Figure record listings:

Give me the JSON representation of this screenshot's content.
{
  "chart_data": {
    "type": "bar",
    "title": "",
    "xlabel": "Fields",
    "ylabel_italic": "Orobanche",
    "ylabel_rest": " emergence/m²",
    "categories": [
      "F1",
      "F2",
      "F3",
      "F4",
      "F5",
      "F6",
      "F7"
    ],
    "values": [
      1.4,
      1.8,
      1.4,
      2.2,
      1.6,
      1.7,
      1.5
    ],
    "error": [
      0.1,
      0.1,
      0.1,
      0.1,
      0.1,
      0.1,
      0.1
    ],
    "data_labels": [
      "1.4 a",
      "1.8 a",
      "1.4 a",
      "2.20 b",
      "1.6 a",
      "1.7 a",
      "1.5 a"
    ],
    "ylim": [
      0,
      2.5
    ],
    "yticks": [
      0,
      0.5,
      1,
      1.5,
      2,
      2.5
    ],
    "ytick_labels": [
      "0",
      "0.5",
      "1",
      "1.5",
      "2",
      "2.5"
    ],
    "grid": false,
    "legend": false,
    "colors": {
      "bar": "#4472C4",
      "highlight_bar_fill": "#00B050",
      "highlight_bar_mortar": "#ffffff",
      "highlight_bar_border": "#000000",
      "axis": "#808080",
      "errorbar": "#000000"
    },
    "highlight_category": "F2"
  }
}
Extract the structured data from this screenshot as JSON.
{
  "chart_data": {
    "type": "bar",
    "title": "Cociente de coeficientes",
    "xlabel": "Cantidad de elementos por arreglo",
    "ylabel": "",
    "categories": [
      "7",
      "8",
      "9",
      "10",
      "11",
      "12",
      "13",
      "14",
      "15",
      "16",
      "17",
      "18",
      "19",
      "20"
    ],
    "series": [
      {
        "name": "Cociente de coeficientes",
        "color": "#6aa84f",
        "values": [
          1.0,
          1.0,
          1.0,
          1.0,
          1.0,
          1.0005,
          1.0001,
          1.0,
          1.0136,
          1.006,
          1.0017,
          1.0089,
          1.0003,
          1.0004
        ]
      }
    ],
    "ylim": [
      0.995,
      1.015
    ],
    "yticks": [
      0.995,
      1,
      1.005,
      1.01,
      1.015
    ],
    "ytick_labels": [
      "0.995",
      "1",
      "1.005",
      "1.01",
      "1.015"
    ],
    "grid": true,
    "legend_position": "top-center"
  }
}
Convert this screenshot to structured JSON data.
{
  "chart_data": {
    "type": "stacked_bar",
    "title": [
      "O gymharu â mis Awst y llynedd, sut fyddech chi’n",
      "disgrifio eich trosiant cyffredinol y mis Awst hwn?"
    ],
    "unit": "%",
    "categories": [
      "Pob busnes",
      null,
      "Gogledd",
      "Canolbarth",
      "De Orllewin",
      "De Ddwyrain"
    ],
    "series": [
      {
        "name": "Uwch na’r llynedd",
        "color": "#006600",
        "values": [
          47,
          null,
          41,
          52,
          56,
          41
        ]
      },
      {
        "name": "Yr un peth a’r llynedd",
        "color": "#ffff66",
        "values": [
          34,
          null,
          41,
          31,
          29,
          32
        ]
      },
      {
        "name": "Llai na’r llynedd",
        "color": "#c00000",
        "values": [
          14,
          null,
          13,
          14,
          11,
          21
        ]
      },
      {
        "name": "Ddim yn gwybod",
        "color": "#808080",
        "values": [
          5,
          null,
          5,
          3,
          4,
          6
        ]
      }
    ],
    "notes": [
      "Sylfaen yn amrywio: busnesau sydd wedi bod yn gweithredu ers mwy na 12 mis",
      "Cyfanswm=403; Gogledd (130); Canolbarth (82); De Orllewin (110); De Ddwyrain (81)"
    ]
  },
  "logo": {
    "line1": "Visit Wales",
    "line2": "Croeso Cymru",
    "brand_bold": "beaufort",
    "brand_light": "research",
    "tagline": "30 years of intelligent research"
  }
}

Task brief ▸ Look through the records and gather every line containing "research".

Reply to the task ▸
    "brand_light": "research",
    "tagline": "30 years of intelligent research"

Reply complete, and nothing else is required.